Your goal » In the listing below, find every line containing "title" and copy it out.
--- START OF Provided data ---
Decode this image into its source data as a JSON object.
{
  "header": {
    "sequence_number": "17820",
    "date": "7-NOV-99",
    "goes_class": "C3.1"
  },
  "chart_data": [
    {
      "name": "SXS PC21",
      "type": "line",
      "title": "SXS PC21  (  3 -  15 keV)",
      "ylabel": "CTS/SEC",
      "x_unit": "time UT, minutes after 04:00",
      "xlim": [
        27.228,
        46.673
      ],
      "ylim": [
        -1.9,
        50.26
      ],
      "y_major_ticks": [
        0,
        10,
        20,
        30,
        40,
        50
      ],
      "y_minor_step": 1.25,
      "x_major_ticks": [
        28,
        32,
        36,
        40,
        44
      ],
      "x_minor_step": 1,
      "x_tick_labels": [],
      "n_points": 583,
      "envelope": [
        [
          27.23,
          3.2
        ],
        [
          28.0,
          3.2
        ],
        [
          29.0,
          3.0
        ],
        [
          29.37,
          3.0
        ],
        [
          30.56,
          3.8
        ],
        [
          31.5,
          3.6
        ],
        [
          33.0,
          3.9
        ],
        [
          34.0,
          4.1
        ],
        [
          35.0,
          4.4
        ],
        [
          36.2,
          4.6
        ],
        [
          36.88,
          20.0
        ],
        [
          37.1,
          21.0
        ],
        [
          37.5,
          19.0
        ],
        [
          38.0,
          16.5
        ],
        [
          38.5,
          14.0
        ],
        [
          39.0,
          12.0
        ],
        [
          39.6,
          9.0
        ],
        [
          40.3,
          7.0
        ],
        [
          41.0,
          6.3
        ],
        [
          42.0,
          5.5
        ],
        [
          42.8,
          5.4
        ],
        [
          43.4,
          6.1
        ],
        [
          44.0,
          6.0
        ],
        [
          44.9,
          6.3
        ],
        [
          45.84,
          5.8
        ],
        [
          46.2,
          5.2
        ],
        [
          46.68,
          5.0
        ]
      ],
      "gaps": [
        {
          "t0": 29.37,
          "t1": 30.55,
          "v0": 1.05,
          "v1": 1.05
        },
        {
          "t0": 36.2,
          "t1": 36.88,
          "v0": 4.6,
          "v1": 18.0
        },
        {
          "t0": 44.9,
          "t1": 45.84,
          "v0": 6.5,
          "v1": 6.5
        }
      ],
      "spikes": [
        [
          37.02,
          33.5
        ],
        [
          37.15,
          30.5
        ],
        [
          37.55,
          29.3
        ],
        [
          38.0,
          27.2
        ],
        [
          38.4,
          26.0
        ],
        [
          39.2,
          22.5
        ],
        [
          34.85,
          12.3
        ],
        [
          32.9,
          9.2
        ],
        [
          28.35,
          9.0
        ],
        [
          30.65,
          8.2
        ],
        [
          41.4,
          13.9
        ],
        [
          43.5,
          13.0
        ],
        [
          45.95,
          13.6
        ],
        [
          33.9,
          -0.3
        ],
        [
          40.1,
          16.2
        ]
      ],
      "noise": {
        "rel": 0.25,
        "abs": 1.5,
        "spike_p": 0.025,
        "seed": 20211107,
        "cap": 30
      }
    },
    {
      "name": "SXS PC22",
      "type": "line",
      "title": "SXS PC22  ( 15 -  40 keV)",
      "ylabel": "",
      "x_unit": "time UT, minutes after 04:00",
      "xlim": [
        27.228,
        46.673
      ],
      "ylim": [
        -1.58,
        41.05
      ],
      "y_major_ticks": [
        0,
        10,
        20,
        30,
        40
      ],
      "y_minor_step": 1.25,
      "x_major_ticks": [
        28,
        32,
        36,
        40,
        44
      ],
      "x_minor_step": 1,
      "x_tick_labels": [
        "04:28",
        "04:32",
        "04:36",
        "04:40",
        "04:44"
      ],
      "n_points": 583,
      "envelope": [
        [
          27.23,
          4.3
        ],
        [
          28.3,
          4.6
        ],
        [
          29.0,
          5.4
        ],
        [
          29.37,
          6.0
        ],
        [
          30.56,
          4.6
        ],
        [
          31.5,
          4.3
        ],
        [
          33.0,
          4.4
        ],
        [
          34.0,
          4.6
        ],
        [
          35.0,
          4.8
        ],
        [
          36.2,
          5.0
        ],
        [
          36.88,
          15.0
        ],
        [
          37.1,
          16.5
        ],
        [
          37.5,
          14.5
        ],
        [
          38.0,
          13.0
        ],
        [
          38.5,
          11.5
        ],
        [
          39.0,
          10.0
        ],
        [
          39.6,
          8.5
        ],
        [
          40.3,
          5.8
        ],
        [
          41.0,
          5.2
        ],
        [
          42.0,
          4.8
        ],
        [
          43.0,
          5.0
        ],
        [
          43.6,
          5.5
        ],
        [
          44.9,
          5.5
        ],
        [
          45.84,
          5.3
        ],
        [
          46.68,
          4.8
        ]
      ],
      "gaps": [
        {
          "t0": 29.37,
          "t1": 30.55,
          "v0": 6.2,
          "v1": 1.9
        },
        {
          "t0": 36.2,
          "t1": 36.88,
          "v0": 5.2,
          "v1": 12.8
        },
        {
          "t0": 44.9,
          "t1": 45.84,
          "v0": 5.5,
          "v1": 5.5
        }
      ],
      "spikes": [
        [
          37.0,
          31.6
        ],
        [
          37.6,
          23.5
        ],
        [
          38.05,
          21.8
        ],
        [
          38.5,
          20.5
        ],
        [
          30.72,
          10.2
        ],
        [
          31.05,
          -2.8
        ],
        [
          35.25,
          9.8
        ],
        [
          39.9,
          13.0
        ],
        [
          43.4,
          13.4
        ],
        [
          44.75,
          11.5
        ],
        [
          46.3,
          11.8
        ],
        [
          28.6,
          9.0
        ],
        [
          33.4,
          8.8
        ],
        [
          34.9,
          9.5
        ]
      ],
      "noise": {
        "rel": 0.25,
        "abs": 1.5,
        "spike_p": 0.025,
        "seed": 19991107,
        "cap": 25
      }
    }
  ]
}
--- END OF Provided data ---
Full answer »
      "title": "SXS PC21  (  3 -  15 keV)",
      "title": "SXS PC22  ( 15 -  40 keV)",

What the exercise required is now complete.